EXERCISE PROMPT
Only the number is wanted: how many lines of the data contain "Dipping"?

MATERIAL FOR THIS TASK
★ ★ ★ ★ ★
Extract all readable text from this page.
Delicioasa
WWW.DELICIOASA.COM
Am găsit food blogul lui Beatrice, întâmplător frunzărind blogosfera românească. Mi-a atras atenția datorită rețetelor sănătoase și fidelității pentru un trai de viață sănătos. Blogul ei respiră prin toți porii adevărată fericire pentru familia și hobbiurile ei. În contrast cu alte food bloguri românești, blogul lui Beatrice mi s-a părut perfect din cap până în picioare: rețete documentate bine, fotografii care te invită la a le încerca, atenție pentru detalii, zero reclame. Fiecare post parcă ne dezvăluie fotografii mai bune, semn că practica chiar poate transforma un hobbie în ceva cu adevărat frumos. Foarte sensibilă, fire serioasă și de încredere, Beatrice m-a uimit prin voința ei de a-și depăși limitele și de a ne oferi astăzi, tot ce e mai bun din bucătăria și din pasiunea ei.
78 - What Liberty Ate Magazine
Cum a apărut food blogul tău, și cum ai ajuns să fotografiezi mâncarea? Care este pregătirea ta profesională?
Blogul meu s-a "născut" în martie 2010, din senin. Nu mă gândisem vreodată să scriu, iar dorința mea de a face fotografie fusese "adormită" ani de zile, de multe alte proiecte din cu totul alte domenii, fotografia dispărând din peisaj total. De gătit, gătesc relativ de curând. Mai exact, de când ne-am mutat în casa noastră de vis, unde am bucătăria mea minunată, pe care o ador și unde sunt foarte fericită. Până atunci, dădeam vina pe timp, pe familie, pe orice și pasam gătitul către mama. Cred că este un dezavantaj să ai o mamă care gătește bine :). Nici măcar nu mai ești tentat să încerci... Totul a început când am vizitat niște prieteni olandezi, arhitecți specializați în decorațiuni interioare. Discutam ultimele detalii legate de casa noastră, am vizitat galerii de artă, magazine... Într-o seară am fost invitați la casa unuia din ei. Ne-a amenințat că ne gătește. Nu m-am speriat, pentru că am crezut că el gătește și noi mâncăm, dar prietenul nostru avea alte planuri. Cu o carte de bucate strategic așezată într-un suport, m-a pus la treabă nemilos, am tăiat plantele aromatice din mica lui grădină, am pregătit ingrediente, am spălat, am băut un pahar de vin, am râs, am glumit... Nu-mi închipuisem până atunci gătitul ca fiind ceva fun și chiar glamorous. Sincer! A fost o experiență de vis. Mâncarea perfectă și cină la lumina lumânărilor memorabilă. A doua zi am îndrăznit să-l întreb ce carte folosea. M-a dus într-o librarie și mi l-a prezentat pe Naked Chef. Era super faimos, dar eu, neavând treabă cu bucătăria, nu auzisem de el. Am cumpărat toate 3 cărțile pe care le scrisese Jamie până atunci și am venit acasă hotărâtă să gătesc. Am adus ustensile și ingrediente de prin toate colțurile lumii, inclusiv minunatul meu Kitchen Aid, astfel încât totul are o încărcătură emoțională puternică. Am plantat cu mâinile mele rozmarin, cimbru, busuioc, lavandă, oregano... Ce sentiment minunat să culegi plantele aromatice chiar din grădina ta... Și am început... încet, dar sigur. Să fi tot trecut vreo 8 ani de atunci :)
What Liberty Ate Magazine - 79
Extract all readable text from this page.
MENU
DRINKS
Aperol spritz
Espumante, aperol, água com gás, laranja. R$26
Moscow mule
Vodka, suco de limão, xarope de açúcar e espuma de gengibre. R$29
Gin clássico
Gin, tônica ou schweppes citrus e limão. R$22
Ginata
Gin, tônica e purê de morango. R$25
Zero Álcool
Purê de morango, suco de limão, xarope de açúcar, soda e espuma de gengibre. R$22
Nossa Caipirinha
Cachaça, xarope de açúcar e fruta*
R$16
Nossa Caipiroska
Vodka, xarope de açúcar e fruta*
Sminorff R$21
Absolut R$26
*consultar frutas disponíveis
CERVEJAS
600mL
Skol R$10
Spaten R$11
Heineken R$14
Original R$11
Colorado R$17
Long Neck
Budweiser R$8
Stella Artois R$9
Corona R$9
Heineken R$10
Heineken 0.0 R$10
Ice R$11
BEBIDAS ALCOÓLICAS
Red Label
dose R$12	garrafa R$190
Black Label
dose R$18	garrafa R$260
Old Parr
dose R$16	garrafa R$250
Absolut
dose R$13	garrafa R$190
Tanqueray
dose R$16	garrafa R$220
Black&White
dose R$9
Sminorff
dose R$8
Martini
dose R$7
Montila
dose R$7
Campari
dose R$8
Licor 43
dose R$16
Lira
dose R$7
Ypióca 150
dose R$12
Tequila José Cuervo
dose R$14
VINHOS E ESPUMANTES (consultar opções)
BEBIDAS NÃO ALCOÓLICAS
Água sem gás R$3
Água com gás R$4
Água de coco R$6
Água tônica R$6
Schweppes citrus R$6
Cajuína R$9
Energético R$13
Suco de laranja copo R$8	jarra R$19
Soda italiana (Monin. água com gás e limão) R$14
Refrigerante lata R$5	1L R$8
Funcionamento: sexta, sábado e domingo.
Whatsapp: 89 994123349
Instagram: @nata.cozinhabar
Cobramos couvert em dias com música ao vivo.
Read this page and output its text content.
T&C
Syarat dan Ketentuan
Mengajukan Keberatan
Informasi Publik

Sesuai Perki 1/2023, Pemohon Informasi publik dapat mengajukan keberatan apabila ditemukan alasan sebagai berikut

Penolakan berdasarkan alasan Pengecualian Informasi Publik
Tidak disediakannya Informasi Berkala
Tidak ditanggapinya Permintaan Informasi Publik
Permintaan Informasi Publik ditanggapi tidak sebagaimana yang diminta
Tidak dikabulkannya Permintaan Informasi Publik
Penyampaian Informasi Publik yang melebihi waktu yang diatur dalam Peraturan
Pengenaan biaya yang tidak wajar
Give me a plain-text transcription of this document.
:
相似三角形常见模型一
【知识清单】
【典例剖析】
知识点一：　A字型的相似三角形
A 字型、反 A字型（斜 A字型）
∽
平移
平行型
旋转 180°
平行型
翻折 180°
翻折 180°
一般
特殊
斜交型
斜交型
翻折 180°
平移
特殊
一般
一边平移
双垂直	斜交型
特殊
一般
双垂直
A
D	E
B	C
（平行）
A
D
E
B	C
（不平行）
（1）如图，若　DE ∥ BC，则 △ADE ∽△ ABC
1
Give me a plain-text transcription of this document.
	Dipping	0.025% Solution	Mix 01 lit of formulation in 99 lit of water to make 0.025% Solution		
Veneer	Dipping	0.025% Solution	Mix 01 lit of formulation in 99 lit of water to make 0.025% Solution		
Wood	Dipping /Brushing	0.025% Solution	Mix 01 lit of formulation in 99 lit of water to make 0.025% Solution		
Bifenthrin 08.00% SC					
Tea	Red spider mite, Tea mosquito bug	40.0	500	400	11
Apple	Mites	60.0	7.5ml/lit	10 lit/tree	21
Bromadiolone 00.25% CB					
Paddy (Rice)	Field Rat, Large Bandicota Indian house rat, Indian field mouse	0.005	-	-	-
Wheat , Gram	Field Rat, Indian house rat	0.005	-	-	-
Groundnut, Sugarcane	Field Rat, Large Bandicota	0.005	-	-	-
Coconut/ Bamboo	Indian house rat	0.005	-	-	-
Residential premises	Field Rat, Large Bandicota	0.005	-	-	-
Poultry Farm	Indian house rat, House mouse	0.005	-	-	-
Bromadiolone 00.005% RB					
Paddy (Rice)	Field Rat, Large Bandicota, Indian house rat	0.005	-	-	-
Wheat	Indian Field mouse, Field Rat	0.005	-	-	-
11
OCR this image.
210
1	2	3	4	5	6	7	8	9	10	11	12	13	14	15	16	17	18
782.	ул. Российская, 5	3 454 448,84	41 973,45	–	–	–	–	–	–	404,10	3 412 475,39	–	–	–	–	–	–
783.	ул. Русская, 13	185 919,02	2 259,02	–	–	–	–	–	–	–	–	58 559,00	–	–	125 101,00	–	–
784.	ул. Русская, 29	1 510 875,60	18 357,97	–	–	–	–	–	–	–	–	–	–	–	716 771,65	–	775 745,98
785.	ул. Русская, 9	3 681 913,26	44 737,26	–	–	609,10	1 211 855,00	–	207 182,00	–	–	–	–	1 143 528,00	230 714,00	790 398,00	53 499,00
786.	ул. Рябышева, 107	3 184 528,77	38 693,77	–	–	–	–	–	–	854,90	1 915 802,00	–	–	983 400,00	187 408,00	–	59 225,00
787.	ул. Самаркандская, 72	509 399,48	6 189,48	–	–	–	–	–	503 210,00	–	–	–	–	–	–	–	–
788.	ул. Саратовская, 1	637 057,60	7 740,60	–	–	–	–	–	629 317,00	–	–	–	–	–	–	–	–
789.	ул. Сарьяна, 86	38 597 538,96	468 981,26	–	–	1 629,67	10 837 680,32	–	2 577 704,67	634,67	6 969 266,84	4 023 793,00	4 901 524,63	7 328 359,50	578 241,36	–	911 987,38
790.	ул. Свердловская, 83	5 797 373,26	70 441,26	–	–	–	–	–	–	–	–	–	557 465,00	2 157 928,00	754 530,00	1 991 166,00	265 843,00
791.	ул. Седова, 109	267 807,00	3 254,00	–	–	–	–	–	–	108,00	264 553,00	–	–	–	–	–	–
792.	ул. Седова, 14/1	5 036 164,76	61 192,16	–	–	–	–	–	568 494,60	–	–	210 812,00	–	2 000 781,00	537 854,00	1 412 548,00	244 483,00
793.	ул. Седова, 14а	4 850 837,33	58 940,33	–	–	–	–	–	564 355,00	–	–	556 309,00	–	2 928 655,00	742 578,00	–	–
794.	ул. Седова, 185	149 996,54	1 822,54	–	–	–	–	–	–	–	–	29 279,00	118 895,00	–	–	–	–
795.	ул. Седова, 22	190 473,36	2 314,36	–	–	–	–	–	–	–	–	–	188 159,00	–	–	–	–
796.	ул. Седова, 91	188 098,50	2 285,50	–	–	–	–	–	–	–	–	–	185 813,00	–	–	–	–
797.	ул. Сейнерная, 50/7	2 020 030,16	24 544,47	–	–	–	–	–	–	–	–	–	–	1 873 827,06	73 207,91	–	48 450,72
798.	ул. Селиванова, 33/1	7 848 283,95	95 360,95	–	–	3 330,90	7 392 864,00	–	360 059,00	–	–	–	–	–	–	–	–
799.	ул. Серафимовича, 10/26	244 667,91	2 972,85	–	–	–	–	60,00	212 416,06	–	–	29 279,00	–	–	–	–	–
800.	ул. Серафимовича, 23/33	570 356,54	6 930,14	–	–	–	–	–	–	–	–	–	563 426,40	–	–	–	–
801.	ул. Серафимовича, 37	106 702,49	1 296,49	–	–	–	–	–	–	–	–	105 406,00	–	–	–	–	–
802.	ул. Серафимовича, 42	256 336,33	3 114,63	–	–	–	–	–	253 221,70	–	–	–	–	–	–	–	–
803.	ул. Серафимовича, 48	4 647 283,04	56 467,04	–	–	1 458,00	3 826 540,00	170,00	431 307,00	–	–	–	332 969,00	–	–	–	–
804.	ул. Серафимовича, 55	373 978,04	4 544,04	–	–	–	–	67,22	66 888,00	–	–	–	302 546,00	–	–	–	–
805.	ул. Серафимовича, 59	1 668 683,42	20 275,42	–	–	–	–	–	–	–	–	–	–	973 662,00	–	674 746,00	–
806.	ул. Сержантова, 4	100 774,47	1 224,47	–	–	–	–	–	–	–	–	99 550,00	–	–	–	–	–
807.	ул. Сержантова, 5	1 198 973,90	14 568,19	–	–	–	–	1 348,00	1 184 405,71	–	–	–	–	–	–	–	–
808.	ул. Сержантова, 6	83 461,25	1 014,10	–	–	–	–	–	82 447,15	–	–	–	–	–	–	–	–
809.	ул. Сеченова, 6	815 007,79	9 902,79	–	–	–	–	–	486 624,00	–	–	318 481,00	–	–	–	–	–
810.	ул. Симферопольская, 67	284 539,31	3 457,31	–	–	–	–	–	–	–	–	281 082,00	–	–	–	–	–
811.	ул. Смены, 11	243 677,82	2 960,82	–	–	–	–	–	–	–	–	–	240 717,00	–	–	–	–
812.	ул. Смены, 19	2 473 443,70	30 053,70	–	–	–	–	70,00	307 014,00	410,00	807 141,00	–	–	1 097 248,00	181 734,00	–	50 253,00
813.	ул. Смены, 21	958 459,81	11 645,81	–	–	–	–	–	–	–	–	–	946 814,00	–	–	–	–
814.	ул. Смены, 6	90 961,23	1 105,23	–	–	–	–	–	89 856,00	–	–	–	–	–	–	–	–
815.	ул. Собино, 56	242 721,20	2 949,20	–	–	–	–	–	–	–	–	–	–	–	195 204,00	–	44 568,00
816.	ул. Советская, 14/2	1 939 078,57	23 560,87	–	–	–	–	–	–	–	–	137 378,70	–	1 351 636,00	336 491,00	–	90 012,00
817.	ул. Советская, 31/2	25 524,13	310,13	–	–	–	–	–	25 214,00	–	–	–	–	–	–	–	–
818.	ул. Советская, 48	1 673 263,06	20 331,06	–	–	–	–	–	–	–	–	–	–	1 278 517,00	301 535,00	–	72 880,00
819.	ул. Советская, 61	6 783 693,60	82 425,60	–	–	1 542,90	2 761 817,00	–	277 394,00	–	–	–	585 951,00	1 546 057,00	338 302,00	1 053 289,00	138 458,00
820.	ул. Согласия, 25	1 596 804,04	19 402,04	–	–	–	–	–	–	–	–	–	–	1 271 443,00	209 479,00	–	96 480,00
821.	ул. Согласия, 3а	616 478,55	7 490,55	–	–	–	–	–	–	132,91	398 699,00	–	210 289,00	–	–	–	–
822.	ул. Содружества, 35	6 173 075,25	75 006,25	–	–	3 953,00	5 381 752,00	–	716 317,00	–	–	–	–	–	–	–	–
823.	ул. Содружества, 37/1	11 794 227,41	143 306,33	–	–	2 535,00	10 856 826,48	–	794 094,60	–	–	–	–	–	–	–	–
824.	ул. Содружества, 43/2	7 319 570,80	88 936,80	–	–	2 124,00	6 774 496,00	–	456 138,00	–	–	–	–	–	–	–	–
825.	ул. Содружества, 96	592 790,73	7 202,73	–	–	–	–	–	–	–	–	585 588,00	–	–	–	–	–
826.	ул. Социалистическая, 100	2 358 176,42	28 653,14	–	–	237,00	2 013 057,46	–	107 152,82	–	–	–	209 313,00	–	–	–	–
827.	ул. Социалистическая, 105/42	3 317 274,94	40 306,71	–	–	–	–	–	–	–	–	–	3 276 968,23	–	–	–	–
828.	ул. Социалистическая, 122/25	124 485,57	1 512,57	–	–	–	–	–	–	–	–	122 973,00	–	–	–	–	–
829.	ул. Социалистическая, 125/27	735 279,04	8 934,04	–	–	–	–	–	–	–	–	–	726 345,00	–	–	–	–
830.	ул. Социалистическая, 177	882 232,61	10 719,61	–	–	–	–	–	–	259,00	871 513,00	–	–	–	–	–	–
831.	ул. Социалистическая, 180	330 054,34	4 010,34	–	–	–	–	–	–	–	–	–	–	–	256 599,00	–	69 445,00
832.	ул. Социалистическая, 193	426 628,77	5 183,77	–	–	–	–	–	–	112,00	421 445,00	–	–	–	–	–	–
★ ★ ★ ★ ★
OUTPUT
3